**EXERCISE BRIEF**
Exactly as written, quote every line that follows, skipping the images.

**RECORDS PROVIDED**
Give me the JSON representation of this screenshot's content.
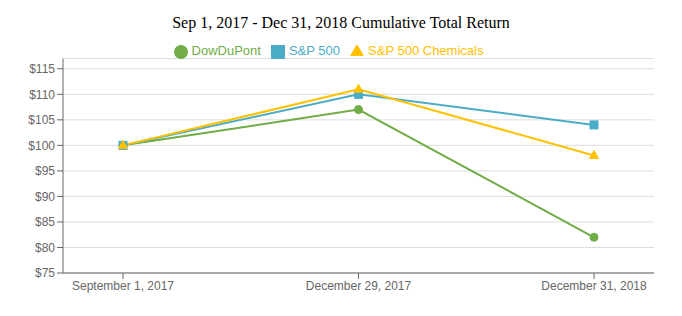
{
  "chart_data": {
    "type": "line",
    "title": "Sep 1, 2017 - Dec 31, 2018 Cumulative Total Return",
    "categories": [
      "September 1, 2017",
      "December 29, 2017",
      "December 31, 2018"
    ],
    "series": [
      {
        "name": "DowDuPont",
        "color": "#70ad47",
        "marker": "circle",
        "values": [
          100,
          107,
          82
        ]
      },
      {
        "name": "S&P 500",
        "color": "#4bacc6",
        "marker": "square",
        "values": [
          100,
          110,
          104
        ]
      },
      {
        "name": "S&P 500 Chemicals",
        "color": "#ffc000",
        "marker": "triangle",
        "values": [
          100,
          111,
          98
        ]
      }
    ],
    "ylim": [
      75,
      117
    ],
    "yticks": [
      {
        "value": 75,
        "label": "$75"
      },
      {
        "value": 80,
        "label": "$80"
      },
      {
        "value": 85,
        "label": "$85"
      },
      {
        "value": 90,
        "label": "$90"
      },
      {
        "value": 95,
        "label": "$95"
      },
      {
        "value": 100,
        "label": "$100"
      },
      {
        "value": 105,
        "label": "$105"
      },
      {
        "value": 110,
        "label": "$110"
      },
      {
        "value": 115,
        "label": "$115"
      }
    ],
    "grid": true,
    "legend": "top"
  }
}
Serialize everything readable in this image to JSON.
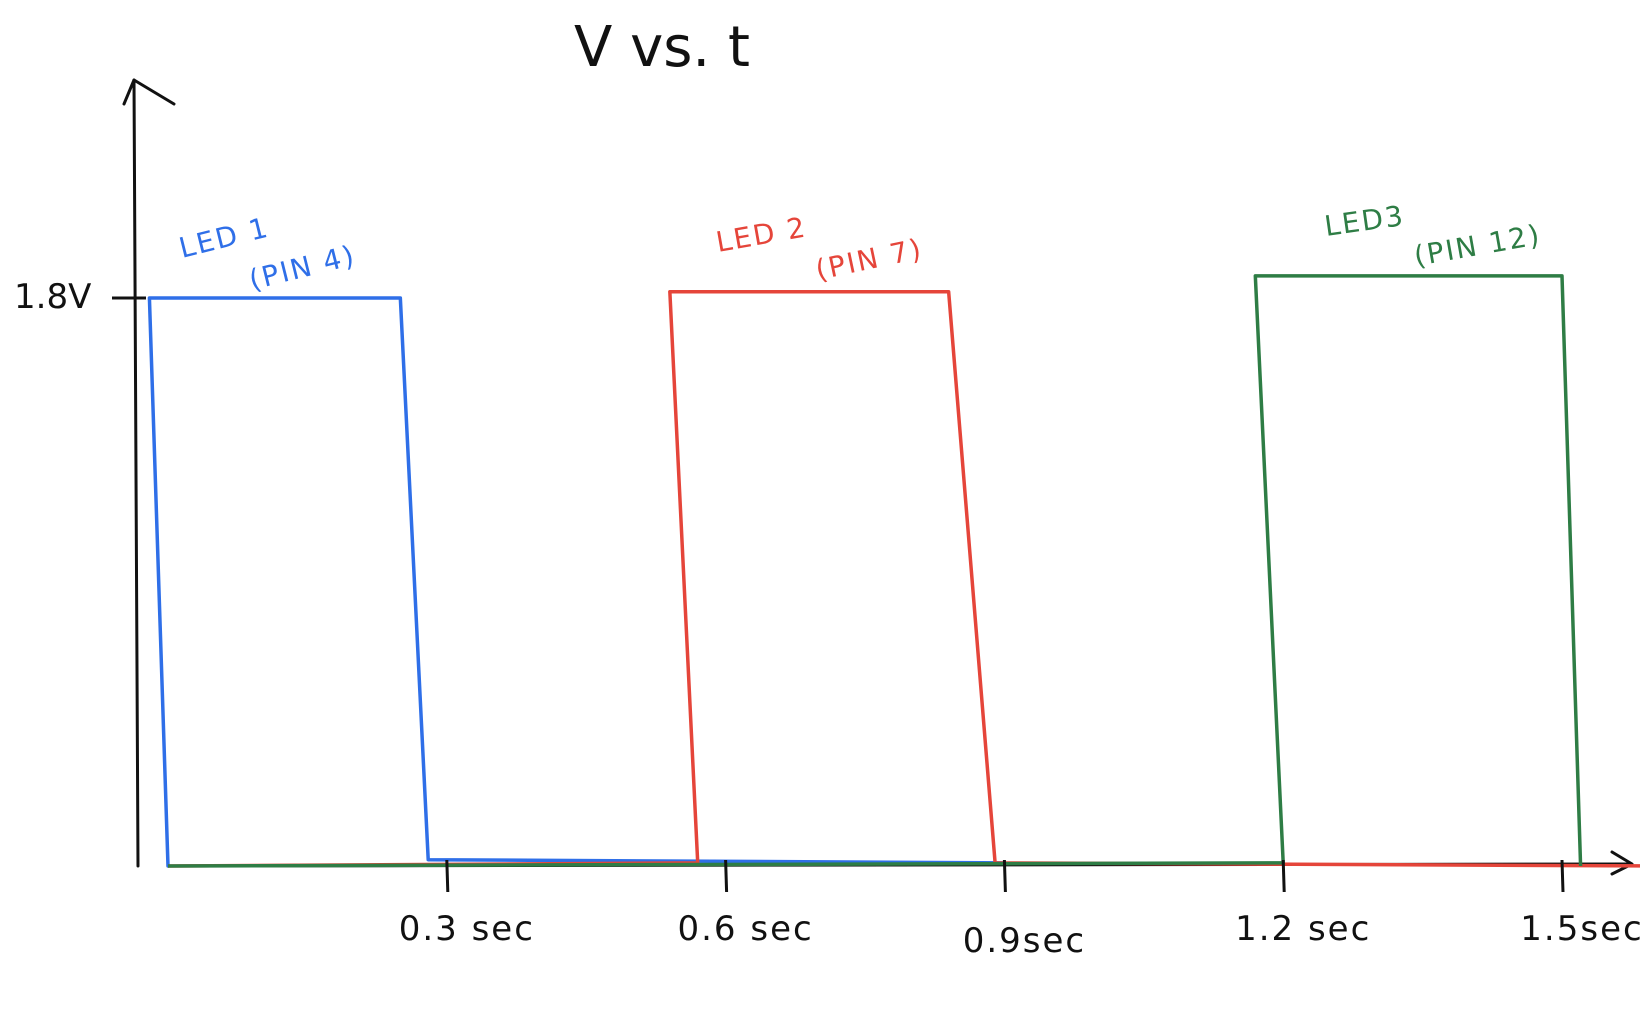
{
  "chart_data": {
    "type": "line",
    "title": "V vs. t",
    "xlabel": "",
    "ylabel": "",
    "x_ticks": [
      "0.3 sec",
      "0.6 sec",
      "0.9sec",
      "1.2 sec",
      "1.5sec"
    ],
    "x_tick_values": [
      0.3,
      0.6,
      0.9,
      1.2,
      1.5
    ],
    "y_ticks": [
      "1.8V"
    ],
    "y_tick_values": [
      1.8
    ],
    "xlim": [
      0,
      1.6
    ],
    "ylim": [
      0,
      2.7
    ],
    "grid": false,
    "legend": "none",
    "series": [
      {
        "name": "LED 1",
        "annotation_line1": "LED 1",
        "annotation_line2": "(PIN 4)",
        "color": "#2f6fe8",
        "x": [
          0,
          0,
          0.25,
          0.3,
          1.5
        ],
        "y": [
          1.8,
          0,
          0,
          0,
          0
        ],
        "points": [
          [
            -0.02,
            1.8
          ],
          [
            0.0,
            0.0
          ],
          [
            -0.02,
            1.8
          ],
          [
            0.25,
            1.8
          ],
          [
            0.28,
            0.02
          ],
          [
            0.9,
            0.01
          ]
        ]
      },
      {
        "name": "LED 2",
        "annotation_line1": "LED 2",
        "annotation_line2": "(PIN 7)",
        "color": "#e5453a",
        "points": [
          [
            0.0,
            0.0
          ],
          [
            0.57,
            0.01
          ],
          [
            0.54,
            1.82
          ],
          [
            0.84,
            1.82
          ],
          [
            0.89,
            0.01
          ],
          [
            1.6,
            0.0
          ]
        ]
      },
      {
        "name": "LED 3",
        "annotation_line1": "LED3",
        "annotation_line2": "(PIN 12)",
        "color": "#2e7d45",
        "points": [
          [
            0.0,
            0.0
          ],
          [
            1.2,
            0.01
          ],
          [
            1.17,
            1.87
          ],
          [
            1.5,
            1.87
          ],
          [
            1.52,
            0.0
          ]
        ]
      }
    ]
  }
}
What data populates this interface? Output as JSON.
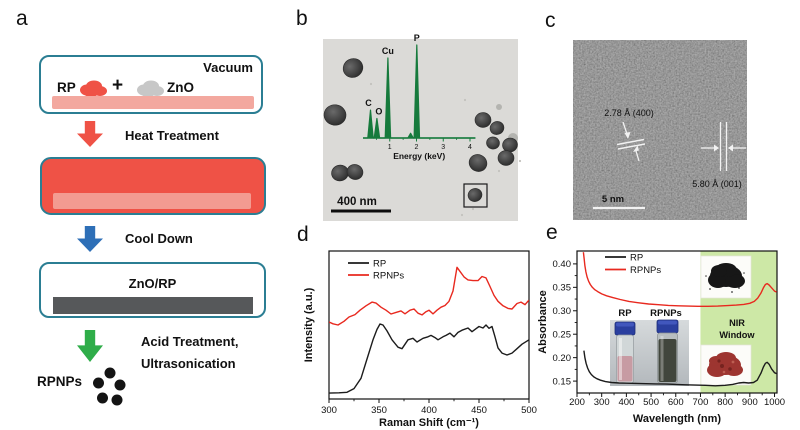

**SOLUTION TO THE PROBLEM**
Give me the JSON representation of this screenshot's content.
{
  "chart_data": {
    "type": "line",
    "title": "Sep 1, 2017 - Dec 31, 2018 Cumulative Total Return",
    "categories": [
      "September 1, 2017",
      "December 29, 2017",
      "December 31, 2018"
    ],
    "series": [
      {
        "name": "DowDuPont",
        "color": "#70ad47",
        "marker": "circle",
        "values": [
          100,
          107,
          82
        ]
      },
      {
        "name": "S&P 500",
        "color": "#4bacc6",
        "marker": "square",
        "values": [
          100,
          110,
          104
        ]
      },
      {
        "name": "S&P 500 Chemicals",
        "color": "#ffc000",
        "marker": "triangle",
        "values": [
          100,
          111,
          98
        ]
      }
    ],
    "ylim": [
      75,
      117
    ],
    "yticks": [
      {
        "value": 75,
        "label": "$75"
      },
      {
        "value": 80,
        "label": "$80"
      },
      {
        "value": 85,
        "label": "$85"
      },
      {
        "value": 90,
        "label": "$90"
      },
      {
        "value": 95,
        "label": "$95"
      },
      {
        "value": 100,
        "label": "$100"
      },
      {
        "value": 105,
        "label": "$105"
      },
      {
        "value": 110,
        "label": "$110"
      },
      {
        "value": 115,
        "label": "$115"
      }
    ],
    "grid": true,
    "legend": "top"
  }
}
Serialize everything readable in this image to JSON.
{
  "chart_data": {
    "type": "line",
    "title": "V vs. t",
    "xlabel": "",
    "ylabel": "",
    "x_ticks": [
      "0.3 sec",
      "0.6 sec",
      "0.9sec",
      "1.2 sec",
      "1.5sec"
    ],
    "x_tick_values": [
      0.3,
      0.6,
      0.9,
      1.2,
      1.5
    ],
    "y_ticks": [
      "1.8V"
    ],
    "y_tick_values": [
      1.8
    ],
    "xlim": [
      0,
      1.6
    ],
    "ylim": [
      0,
      2.7
    ],
    "grid": false,
    "legend": "none",
    "series": [
      {
        "name": "LED 1",
        "annotation_line1": "LED 1",
        "annotation_line2": "(PIN 4)",
        "color": "#2f6fe8",
        "x": [
          0,
          0,
          0.25,
          0.3,
          1.5
        ],
        "y": [
          1.8,
          0,
          0,
          0,
          0
        ],
        "points": [
          [
            -0.02,
            1.8
          ],
          [
            0.0,
            0.0
          ],
          [
            -0.02,
            1.8
          ],
          [
            0.25,
            1.8
          ],
          [
            0.28,
            0.02
          ],
          [
            0.9,
            0.01
          ]
        ]
      },
      {
        "name": "LED 2",
        "annotation_line1": "LED 2",
        "annotation_line2": "(PIN 7)",
        "color": "#e5453a",
        "points": [
          [
            0.0,
            0.0
          ],
          [
            0.57,
            0.01
          ],
          [
            0.54,
            1.82
          ],
          [
            0.84,
            1.82
          ],
          [
            0.89,
            0.01
          ],
          [
            1.6,
            0.0
          ]
        ]
      },
      {
        "name": "LED 3",
        "annotation_line1": "LED3",
        "annotation_line2": "(PIN 12)",
        "color": "#2e7d45",
        "points": [
          [
            0.0,
            0.0
          ],
          [
            1.2,
            0.01
          ],
          [
            1.17,
            1.87
          ],
          [
            1.5,
            1.87
          ],
          [
            1.52,
            0.0
          ]
        ]
      }
    ]
  }
}
What data populates this interface? Output as JSON.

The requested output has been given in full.